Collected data
** start **

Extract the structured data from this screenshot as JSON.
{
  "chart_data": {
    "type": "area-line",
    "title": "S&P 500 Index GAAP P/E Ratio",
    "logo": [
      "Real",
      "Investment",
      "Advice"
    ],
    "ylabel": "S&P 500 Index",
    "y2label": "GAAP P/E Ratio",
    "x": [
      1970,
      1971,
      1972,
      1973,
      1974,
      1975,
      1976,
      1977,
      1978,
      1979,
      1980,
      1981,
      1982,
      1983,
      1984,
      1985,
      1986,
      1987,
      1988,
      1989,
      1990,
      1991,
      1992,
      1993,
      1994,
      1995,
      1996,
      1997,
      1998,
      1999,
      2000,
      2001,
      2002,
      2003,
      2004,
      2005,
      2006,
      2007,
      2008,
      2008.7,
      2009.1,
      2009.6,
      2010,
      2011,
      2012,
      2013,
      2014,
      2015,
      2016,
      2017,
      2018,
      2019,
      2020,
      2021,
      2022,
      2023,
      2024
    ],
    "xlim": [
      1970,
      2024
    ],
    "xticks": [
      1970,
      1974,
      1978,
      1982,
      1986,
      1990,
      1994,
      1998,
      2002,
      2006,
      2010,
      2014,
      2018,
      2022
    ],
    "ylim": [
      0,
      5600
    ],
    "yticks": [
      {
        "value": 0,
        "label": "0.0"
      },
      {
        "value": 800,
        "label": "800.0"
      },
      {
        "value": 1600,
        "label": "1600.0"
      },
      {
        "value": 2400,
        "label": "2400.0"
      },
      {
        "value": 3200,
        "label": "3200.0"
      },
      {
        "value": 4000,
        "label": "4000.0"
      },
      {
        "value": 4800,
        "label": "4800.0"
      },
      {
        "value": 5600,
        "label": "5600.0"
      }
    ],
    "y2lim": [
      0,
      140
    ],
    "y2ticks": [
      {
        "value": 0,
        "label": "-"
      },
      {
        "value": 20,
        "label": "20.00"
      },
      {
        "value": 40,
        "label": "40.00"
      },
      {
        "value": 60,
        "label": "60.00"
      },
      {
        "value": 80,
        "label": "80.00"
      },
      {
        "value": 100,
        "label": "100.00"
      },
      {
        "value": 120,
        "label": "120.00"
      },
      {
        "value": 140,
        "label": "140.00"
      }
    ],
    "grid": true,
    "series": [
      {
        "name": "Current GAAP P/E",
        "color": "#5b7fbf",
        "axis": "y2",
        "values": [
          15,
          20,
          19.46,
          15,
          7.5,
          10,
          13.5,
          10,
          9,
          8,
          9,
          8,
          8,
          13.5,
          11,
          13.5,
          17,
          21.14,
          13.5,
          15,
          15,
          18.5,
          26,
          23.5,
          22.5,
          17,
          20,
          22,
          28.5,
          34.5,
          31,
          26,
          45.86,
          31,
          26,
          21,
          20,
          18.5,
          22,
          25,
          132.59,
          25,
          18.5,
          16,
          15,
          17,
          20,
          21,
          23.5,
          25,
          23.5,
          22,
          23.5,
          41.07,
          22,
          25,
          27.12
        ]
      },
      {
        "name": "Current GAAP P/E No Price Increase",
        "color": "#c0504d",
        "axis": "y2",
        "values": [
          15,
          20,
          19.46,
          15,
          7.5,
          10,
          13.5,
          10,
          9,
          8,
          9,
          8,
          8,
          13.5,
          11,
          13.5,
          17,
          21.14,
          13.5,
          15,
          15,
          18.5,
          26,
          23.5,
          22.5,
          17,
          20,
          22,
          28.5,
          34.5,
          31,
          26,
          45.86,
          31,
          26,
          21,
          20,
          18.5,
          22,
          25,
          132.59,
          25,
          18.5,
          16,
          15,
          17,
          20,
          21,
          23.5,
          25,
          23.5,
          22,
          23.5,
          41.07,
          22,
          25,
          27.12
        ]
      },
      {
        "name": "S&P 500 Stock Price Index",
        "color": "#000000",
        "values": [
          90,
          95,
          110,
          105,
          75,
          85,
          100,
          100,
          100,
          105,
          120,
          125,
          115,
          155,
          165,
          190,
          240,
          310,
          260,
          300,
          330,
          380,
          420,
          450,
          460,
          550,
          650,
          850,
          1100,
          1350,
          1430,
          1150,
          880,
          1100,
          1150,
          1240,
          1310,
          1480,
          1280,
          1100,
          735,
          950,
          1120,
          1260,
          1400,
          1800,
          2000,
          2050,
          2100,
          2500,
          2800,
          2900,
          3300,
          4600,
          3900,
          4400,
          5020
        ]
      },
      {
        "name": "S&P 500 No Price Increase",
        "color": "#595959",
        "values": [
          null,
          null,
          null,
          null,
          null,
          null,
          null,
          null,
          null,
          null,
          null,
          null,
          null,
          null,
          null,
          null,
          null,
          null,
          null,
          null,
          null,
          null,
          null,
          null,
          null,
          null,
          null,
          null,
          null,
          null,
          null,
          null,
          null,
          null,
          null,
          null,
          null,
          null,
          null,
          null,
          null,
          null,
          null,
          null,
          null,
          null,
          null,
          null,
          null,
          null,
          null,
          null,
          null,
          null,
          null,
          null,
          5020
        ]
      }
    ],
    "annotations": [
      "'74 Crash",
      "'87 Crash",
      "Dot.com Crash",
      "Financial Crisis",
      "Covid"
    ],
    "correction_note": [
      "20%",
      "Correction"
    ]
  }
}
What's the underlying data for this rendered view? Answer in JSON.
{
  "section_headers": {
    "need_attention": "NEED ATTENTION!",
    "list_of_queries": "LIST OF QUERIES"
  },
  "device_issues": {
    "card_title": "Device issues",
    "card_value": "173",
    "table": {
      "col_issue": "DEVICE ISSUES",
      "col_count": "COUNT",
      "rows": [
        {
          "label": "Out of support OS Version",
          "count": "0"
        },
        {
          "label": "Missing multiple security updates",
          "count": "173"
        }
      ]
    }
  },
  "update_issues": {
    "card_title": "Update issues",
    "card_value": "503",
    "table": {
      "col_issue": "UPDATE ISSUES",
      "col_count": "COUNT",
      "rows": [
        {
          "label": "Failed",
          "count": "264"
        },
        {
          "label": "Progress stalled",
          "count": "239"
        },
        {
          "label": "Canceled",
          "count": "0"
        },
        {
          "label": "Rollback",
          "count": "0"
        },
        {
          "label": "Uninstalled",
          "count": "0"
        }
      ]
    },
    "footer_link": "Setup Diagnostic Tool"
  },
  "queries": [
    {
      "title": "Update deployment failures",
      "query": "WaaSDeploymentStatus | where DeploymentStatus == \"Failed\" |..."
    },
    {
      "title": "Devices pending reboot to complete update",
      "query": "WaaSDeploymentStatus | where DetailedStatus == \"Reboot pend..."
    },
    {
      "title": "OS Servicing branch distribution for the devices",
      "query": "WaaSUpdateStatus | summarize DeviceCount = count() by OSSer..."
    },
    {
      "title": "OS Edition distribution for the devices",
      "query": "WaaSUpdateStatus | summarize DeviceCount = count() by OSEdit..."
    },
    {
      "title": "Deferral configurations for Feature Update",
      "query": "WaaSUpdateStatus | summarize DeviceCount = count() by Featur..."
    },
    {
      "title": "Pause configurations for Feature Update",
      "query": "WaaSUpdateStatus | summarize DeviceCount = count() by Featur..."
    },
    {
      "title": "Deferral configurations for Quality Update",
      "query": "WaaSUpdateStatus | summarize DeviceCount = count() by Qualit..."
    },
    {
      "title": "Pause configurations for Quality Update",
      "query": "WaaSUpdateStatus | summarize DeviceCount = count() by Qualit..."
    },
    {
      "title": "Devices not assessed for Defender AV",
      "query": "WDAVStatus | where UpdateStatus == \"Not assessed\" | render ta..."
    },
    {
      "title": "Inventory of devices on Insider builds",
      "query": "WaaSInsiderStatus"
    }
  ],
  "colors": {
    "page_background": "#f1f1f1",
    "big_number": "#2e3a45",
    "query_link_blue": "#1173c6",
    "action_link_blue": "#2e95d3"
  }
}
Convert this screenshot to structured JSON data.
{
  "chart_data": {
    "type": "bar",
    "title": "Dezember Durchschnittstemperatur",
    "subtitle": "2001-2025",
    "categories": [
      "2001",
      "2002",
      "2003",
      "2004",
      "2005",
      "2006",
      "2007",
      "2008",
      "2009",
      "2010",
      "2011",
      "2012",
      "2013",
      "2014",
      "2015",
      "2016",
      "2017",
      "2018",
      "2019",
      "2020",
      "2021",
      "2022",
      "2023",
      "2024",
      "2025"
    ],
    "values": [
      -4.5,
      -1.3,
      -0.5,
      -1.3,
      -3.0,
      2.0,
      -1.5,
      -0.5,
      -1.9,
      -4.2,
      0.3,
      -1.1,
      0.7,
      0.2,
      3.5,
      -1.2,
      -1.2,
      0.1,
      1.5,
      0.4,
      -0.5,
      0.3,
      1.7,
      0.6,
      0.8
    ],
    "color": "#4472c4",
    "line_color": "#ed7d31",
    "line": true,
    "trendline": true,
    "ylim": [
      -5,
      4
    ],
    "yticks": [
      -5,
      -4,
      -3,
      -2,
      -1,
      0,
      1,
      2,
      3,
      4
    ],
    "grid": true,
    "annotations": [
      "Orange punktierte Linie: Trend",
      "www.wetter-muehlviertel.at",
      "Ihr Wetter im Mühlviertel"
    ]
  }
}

** end **

To do
Report how many lines of the listing above include the word "Quality". Say nothing but the number.

Response for this exercise
2